MATERIAL SUPPLIED >>
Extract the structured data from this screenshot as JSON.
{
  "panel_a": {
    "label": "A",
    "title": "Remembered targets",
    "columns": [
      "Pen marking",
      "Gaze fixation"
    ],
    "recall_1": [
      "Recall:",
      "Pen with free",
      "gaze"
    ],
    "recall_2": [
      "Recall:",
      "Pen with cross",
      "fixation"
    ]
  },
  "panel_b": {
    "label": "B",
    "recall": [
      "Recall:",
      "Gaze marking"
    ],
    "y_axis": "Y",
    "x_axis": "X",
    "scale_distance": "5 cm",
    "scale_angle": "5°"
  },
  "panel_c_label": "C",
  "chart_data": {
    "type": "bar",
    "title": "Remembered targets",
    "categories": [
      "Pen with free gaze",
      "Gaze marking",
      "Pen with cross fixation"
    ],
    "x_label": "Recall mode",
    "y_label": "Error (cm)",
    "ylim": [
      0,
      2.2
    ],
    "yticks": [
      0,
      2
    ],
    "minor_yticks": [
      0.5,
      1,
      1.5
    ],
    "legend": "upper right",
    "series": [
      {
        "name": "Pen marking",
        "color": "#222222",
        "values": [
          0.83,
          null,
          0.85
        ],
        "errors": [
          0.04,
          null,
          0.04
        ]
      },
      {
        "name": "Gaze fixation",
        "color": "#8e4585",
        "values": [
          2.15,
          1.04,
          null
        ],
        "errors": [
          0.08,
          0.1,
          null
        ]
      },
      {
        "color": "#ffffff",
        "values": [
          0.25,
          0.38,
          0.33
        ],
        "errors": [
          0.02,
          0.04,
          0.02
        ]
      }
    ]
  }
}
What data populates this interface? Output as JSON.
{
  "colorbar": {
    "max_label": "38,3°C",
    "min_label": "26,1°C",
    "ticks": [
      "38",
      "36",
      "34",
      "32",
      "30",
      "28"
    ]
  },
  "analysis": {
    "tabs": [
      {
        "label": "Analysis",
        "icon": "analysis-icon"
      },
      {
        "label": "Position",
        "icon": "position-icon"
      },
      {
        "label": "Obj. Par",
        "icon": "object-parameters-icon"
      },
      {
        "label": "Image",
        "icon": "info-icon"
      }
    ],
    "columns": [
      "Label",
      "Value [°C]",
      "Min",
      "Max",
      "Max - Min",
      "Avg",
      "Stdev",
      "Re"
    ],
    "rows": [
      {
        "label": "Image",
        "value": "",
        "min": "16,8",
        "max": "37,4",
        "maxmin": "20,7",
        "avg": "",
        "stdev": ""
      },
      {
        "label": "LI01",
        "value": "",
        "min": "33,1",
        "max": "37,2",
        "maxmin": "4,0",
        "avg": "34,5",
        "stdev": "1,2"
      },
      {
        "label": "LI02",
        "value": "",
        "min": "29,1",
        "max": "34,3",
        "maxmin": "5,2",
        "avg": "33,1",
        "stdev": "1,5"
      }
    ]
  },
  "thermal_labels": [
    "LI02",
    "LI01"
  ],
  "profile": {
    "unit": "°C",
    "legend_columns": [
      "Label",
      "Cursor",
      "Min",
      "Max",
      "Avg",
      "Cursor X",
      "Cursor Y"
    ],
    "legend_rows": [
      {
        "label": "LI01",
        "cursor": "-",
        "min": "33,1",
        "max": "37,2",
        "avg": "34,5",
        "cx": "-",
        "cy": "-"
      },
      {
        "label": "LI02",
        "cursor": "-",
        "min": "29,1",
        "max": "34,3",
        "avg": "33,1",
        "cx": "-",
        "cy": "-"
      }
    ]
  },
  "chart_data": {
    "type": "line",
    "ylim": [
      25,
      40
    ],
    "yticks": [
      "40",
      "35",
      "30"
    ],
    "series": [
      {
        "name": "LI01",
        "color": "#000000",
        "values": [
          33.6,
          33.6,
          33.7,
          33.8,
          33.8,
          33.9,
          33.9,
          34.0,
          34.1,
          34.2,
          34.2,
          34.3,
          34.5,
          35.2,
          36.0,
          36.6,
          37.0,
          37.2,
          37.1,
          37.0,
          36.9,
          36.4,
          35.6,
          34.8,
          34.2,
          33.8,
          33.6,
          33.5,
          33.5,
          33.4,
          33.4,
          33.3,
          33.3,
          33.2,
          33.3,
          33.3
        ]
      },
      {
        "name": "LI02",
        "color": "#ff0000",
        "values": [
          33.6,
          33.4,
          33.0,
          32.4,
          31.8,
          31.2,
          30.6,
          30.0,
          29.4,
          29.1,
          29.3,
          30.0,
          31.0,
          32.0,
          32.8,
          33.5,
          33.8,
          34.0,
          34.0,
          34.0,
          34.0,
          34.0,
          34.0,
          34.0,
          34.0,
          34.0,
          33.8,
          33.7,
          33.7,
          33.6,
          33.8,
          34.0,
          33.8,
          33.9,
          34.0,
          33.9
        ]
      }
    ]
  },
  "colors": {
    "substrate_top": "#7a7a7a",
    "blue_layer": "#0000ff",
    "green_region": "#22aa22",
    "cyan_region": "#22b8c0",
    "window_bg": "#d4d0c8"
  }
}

REQUIRED WORK >> Write the whole listing out again. Keep every line exactly as it is.

SOLUTION FOR THIS EXERCISE >>
Extract the structured data from this screenshot as JSON.
{
  "panel_a": {
    "label": "A",
    "title": "Remembered targets",
    "columns": [
      "Pen marking",
      "Gaze fixation"
    ],
    "recall_1": [
      "Recall:",
      "Pen with free",
      "gaze"
    ],
    "recall_2": [
      "Recall:",
      "Pen with cross",
      "fixation"
    ]
  },
  "panel_b": {
    "label": "B",
    "recall": [
      "Recall:",
      "Gaze marking"
    ],
    "y_axis": "Y",
    "x_axis": "X",
    "scale_distance": "5 cm",
    "scale_angle": "5°"
  },
  "panel_c_label": "C",
  "chart_data": {
    "type": "bar",
    "title": "Remembered targets",
    "categories": [
      "Pen with free gaze",
      "Gaze marking",
      "Pen with cross fixation"
    ],
    "x_label": "Recall mode",
    "y_label": "Error (cm)",
    "ylim": [
      0,
      2.2
    ],
    "yticks": [
      0,
      2
    ],
    "minor_yticks": [
      0.5,
      1,
      1.5
    ],
    "legend": "upper right",
    "series": [
      {
        "name": "Pen marking",
        "color": "#222222",
        "values": [
          0.83,
          null,
          0.85
        ],
        "errors": [
          0.04,
          null,
          0.04
        ]
      },
      {
        "name": "Gaze fixation",
        "color": "#8e4585",
        "values": [
          2.15,
          1.04,
          null
        ],
        "errors": [
          0.08,
          0.1,
          null
        ]
      },
      {
        "color": "#ffffff",
        "values": [
          0.25,
          0.38,
          0.33
        ],
        "errors": [
          0.02,
          0.04,
          0.02
        ]
      }
    ]
  }
}
What data populates this interface? Output as JSON.
{
  "colorbar": {
    "max_label": "38,3°C",
    "min_label": "26,1°C",
    "ticks": [
      "38",
      "36",
      "34",
      "32",
      "30",
      "28"
    ]
  },
  "analysis": {
    "tabs": [
      {
        "label": "Analysis",
        "icon": "analysis-icon"
      },
      {
        "label": "Position",
        "icon": "position-icon"
      },
      {
        "label": "Obj. Par",
        "icon": "object-parameters-icon"
      },
      {
        "label": "Image",
        "icon": "info-icon"
      }
    ],
    "columns": [
      "Label",
      "Value [°C]",
      "Min",
      "Max",
      "Max - Min",
      "Avg",
      "Stdev",
      "Re"
    ],
    "rows": [
      {
        "label": "Image",
        "value": "",
        "min": "16,8",
        "max": "37,4",
        "maxmin": "20,7",
        "avg": "",
        "stdev": ""
      },
      {
        "label": "LI01",
        "value": "",
        "min": "33,1",
        "max": "37,2",
        "maxmin": "4,0",
        "avg": "34,5",
        "stdev": "1,2"
      },
      {
        "label": "LI02",
        "value": "",
        "min": "29,1",
        "max": "34,3",
        "maxmin": "5,2",
        "avg": "33,1",
        "stdev": "1,5"
      }
    ]
  },
  "thermal_labels": [
    "LI02",
    "LI01"
  ],
  "profile": {
    "unit": "°C",
    "legend_columns": [
      "Label",
      "Cursor",
      "Min",
      "Max",
      "Avg",
      "Cursor X",
      "Cursor Y"
    ],
    "legend_rows": [
      {
        "label": "LI01",
        "cursor": "-",
        "min": "33,1",
        "max": "37,2",
        "avg": "34,5",
        "cx": "-",
        "cy": "-"
      },
      {
        "label": "LI02",
        "cursor": "-",
        "min": "29,1",
        "max": "34,3",
        "avg": "33,1",
        "cx": "-",
        "cy": "-"
      }
    ]
  },
  "chart_data": {
    "type": "line",
    "ylim": [
      25,
      40
    ],
    "yticks": [
      "40",
      "35",
      "30"
    ],
    "series": [
      {
        "name": "LI01",
        "color": "#000000",
        "values": [
          33.6,
          33.6,
          33.7,
          33.8,
          33.8,
          33.9,
          33.9,
          34.0,
          34.1,
          34.2,
          34.2,
          34.3,
          34.5,
          35.2,
          36.0,
          36.6,
          37.0,
          37.2,
          37.1,
          37.0,
          36.9,
          36.4,
          35.6,
          34.8,
          34.2,
          33.8,
          33.6,
          33.5,
          33.5,
          33.4,
          33.4,
          33.3,
          33.3,
          33.2,
          33.3,
          33.3
        ]
      },
      {
        "name": "LI02",
        "color": "#ff0000",
        "values": [
          33.6,
          33.4,
          33.0,
          32.4,
          31.8,
          31.2,
          30.6,
          30.0,
          29.4,
          29.1,
          29.3,
          30.0,
          31.0,
          32.0,
          32.8,
          33.5,
          33.8,
          34.0,
          34.0,
          34.0,
          34.0,
          34.0,
          34.0,
          34.0,
          34.0,
          34.0,
          33.8,
          33.7,
          33.7,
          33.6,
          33.8,
          34.0,
          33.8,
          33.9,
          34.0,
          33.9
        ]
      }
    ]
  },
  "colors": {
    "substrate_top": "#7a7a7a",
    "blue_layer": "#0000ff",
    "green_region": "#22aa22",
    "cyan_region": "#22b8c0",
    "window_bg": "#d4d0c8"
  }
}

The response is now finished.